**Work required**
Each line below that contains the word "icon" must be copied.

**Data for this task**
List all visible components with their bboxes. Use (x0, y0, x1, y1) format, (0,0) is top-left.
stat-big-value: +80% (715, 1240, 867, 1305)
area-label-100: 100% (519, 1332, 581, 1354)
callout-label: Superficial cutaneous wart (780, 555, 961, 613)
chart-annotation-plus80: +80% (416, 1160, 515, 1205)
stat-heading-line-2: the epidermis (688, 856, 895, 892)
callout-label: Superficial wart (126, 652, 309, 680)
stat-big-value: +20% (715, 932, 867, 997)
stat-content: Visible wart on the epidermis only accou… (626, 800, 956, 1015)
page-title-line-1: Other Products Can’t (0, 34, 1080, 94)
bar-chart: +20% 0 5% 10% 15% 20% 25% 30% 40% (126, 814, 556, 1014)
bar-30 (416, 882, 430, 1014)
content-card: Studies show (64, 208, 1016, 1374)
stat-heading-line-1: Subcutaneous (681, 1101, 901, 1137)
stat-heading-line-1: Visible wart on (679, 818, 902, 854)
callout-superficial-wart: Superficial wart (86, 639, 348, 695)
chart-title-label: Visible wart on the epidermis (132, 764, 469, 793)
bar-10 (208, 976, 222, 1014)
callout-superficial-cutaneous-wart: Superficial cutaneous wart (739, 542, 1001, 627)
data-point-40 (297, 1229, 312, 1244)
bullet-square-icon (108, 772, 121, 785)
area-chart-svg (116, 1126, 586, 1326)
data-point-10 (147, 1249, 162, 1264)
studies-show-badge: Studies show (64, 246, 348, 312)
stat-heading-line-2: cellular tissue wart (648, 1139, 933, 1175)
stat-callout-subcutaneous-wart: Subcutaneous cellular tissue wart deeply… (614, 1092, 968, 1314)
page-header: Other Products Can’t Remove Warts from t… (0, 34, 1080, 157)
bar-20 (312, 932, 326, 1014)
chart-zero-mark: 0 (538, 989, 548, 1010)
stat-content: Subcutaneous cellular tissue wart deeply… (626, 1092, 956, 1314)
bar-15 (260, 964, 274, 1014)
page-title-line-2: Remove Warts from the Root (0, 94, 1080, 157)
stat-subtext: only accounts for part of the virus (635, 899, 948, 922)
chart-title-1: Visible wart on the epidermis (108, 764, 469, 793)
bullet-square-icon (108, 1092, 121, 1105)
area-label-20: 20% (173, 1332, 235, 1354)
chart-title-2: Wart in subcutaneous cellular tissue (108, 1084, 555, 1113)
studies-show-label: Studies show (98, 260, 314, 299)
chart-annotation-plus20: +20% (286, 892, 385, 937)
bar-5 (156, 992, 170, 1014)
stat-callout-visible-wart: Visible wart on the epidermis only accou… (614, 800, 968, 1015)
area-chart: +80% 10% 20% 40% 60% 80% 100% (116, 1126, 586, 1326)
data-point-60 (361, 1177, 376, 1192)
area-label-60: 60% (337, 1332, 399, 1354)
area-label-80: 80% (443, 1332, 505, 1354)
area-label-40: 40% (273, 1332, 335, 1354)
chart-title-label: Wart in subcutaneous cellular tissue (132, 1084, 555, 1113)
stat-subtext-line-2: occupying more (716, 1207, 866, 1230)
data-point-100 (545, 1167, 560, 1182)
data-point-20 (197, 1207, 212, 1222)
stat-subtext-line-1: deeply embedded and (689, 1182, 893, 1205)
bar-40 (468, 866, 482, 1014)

**Task output**
bullet-square-icon (108, 772, 121, 785)
bullet-square-icon (108, 1092, 121, 1105)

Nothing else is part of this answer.